Look for the string "subtitle" in every line, and copy each line that has it.

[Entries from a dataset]
□ □ □ □ □ □ □
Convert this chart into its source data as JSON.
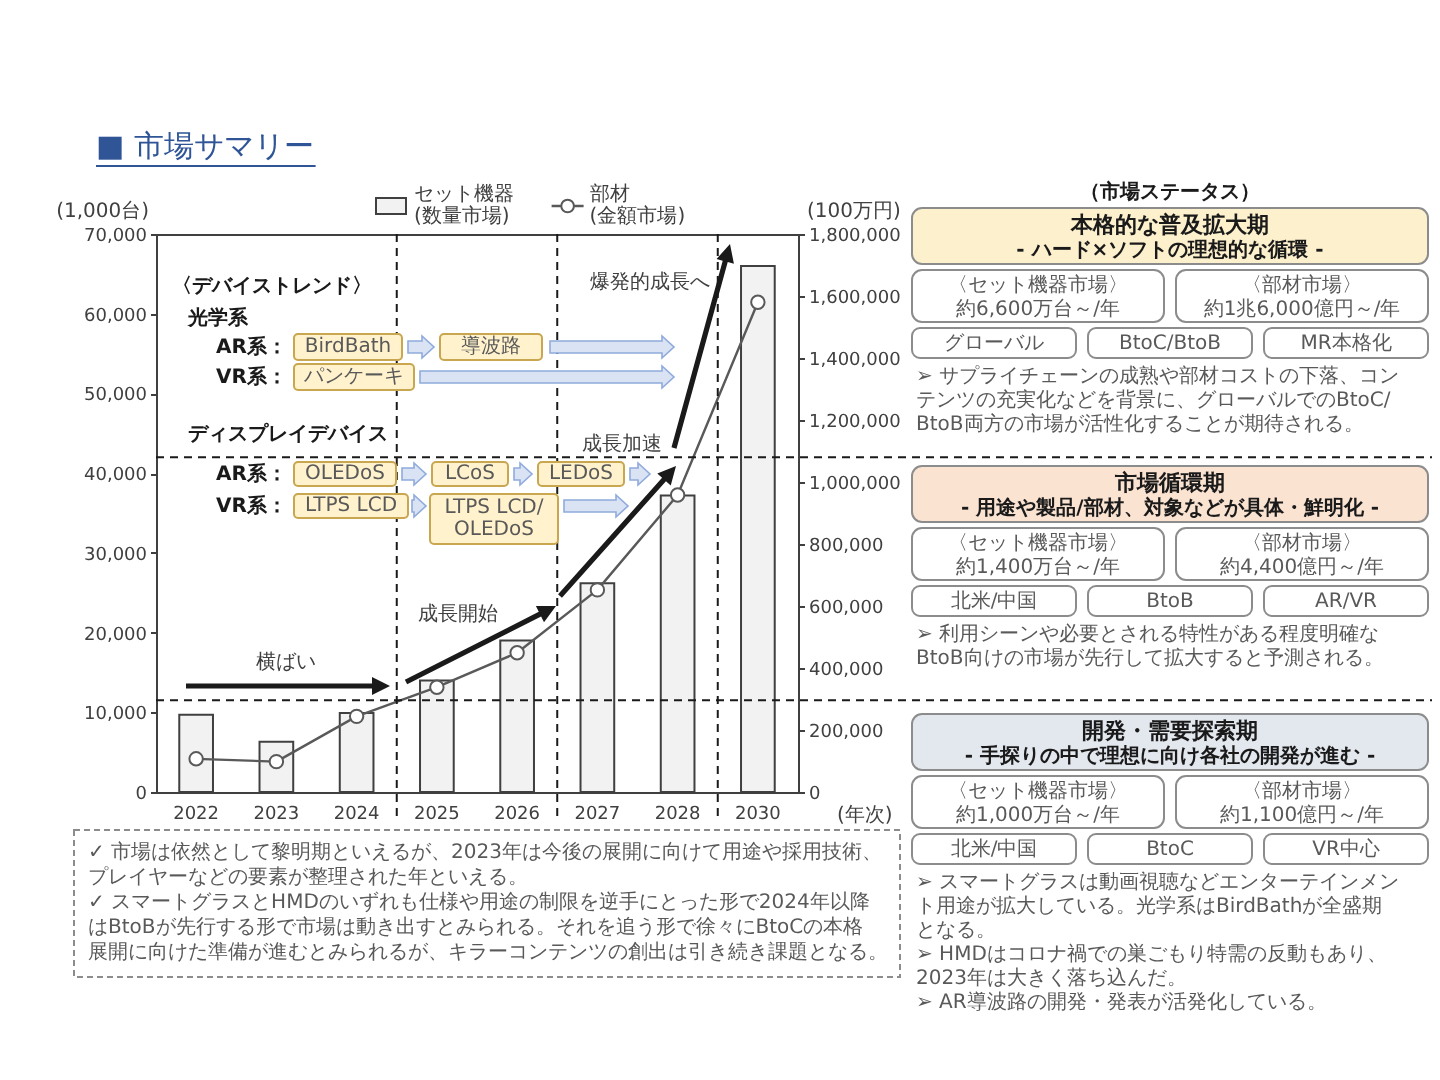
{
  "chart_data": [
    {
      "type": "bar",
      "title": "■ 市場サマリー",
      "categories": [
        "2022",
        "2023",
        "2024",
        "2025",
        "2026",
        "2027",
        "2028",
        "2030"
      ],
      "series": [
        {
          "name": "セット機器 (数量市場)",
          "type": "bar",
          "color": "#f2f2f2",
          "values": [
            9700,
            6300,
            9900,
            14000,
            19000,
            26200,
            37200,
            66000
          ]
        },
        {
          "name": "部材 (金額市場)",
          "type": "line",
          "axis": "y2",
          "color": "#595959",
          "values": [
            107000,
            98000,
            244000,
            338000,
            449000,
            652000,
            958000,
            1580000
          ]
        }
      ],
      "ylim": [
        0,
        70000
      ],
      "yticks": [
        0,
        {
          "value": 10000,
          "label": "10,000"
        },
        {
          "value": 20000,
          "label": "20,000"
        },
        {
          "value": 30000,
          "label": "30,000"
        },
        {
          "value": 40000,
          "label": "40,000"
        },
        {
          "value": 50000,
          "label": "50,000"
        },
        {
          "value": 60000,
          "label": "60,000"
        },
        {
          "value": 70000,
          "label": "70,000"
        }
      ],
      "y2lim": [
        0,
        1800000
      ],
      "y2ticks": [
        0,
        {
          "value": 200000,
          "label": "200,000"
        },
        {
          "value": 400000,
          "label": "400,000"
        },
        {
          "value": 600000,
          "label": "600,000"
        },
        {
          "value": 800000,
          "label": "800,000"
        },
        {
          "value": 1000000,
          "label": "1,000,000"
        },
        {
          "value": 1200000,
          "label": "1,200,000"
        },
        {
          "value": 1400000,
          "label": "1,400,000"
        },
        {
          "value": 1600000,
          "label": "1,600,000"
        },
        {
          "value": 1800000,
          "label": "1,800,000"
        }
      ],
      "ylabel": "(1,000台)",
      "y2label": "(100万円)",
      "xlabel": "(年次)",
      "legend": "top",
      "marker": "circle",
      "ref_lines": [
        {
          "axis": "y",
          "value": 11500,
          "line_style": "dashed"
        },
        {
          "axis": "y",
          "value": 42000,
          "line_style": "dashed"
        }
      ],
      "annotations": [
        "横ばい",
        "成長開始",
        "成長加速",
        "爆発的成長へ",
        "〈デバイストレンド〉",
        "光学系",
        "AR系：",
        "BirdBath",
        "導波路",
        "VR系：",
        "パンケーキ",
        "ディスプレイデバイス",
        "AR系：",
        "OLEDoS",
        "LCoS",
        "LEDoS",
        "VR系：",
        "LTPS LCD",
        "LTPS LCD/OLEDoS"
      ]
    },
    {
      "type": "other",
      "title": "（市場ステータス）"
    },
    {
      "type": "other",
      "title": "本格的な普及拡大期",
      "subtitle": "- ハード×ソフトの理想的な循環 -",
      "annotations": [
        "〈セット機器市場〉",
        "約6,600万台～/年",
        "〈部材市場〉",
        "約1兆6,000億円～/年",
        "グローバル",
        "BtoC/BtoB",
        "MR本格化",
        "➢ サプライチェーンの成熟や部材コストの下落、コンテンツの充実化などを背景に、グローバルでのBtoC/BtoB両方の市場が活性化することが期待される。"
      ]
    },
    {
      "type": "other",
      "title": "市場循環期",
      "subtitle": "- 用途や製品/部材、対象などが具体・鮮明化 -",
      "annotations": [
        "〈セット機器市場〉",
        "約1,400万台～/年",
        "〈部材市場〉",
        "約4,400億円～/年",
        "北米/中国",
        "BtoB",
        "AR/VR",
        "➢ 利用シーンや必要とされる特性がある程度明確なBtoB向けの市場が先行して拡大すると予測される。"
      ]
    },
    {
      "type": "other",
      "title": "開発・需要探索期",
      "subtitle": "- 手探りの中で理想に向け各社の開発が進む -",
      "annotations": [
        "〈セット機器市場〉",
        "約1,000万台～/年",
        "〈部材市場〉",
        "約1,100億円～/年",
        "北米/中国",
        "BtoC",
        "VR中心",
        "➢ スマートグラスは動画視聴などエンターテインメント用途が拡大している。光学系はBirdBathが全盛期となる。",
        "➢ HMDはコロナ禍での巣ごもり特需の反動もあり、2023年は大きく落ち込んだ。",
        "➢ AR導波路の開発・発表が活発化している。"
      ]
    },
    {
      "type": "other",
      "annotations": [
        "✓ 市場は依然として黎明期といえるが、2023年は今後の展開に向けて用途や採用技術、プレイヤーなどの要素が整理された年といえる。",
        "✓ スマートグラスとHMDのいずれも仕様や用途の制限を逆手にとった形で2024年以降はBtoBが先行する形で市場は動き出すとみられる。それを追う形で徐々にBtoCの本格展開に向けた準備が進むとみられるが、キラーコンテンツの創出は引き続き課題となる。"
      ]
    }
  ]
}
□ □ □ □ □ □ □
**Solution below**
      "subtitle": "- ハード×ソフトの理想的な循環 -",
      "subtitle": "- 用途や製品/部材、対象などが具体・鮮明化 -",
      "subtitle": "- 手探りの中で理想に向け各社の開発が進む -",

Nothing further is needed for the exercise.